# EXTRACTED ENTRIES start

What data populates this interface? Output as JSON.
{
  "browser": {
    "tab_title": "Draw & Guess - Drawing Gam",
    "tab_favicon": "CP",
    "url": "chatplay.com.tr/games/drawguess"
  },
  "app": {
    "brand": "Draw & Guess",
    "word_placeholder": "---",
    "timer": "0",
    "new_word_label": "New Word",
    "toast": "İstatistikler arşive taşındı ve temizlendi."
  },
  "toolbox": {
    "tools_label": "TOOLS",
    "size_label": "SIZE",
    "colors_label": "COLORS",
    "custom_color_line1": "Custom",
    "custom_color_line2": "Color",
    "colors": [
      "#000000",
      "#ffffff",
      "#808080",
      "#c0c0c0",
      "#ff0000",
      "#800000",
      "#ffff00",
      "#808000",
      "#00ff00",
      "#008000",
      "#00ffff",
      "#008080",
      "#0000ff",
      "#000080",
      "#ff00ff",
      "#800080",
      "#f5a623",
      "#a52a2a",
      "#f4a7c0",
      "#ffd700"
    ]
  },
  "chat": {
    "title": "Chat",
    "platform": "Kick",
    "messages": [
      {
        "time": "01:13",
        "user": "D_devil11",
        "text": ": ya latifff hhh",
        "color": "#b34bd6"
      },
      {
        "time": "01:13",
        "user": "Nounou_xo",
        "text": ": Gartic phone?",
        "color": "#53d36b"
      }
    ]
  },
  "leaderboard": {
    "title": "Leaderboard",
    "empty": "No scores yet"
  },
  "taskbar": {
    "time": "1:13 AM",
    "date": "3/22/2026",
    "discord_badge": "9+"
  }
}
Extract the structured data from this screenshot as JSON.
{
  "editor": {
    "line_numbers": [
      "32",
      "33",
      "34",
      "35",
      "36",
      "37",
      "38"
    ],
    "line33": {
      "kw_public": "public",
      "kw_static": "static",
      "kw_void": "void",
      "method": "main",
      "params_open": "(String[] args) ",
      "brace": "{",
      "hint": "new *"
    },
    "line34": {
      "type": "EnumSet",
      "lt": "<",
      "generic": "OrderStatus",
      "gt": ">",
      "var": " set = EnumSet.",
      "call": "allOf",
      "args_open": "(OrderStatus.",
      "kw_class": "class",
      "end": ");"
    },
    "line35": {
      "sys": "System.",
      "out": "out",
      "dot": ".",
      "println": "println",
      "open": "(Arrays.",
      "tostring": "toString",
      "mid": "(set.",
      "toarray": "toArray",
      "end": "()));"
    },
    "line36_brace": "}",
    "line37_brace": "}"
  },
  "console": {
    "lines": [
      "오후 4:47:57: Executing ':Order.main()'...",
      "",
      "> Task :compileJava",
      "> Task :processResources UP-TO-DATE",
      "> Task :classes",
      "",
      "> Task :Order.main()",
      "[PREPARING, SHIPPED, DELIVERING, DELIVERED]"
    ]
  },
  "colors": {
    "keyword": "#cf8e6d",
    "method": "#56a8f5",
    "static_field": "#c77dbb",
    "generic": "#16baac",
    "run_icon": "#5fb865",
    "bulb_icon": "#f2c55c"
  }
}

# EXTRACTED ENTRIES end

**WRITTEN TASK**
Copy each line of the preceding data that contains the string "OrderStatus".

**EXERCISE SOLUTION**
      "generic": "OrderStatus",
      "args_open": "(OrderStatus.",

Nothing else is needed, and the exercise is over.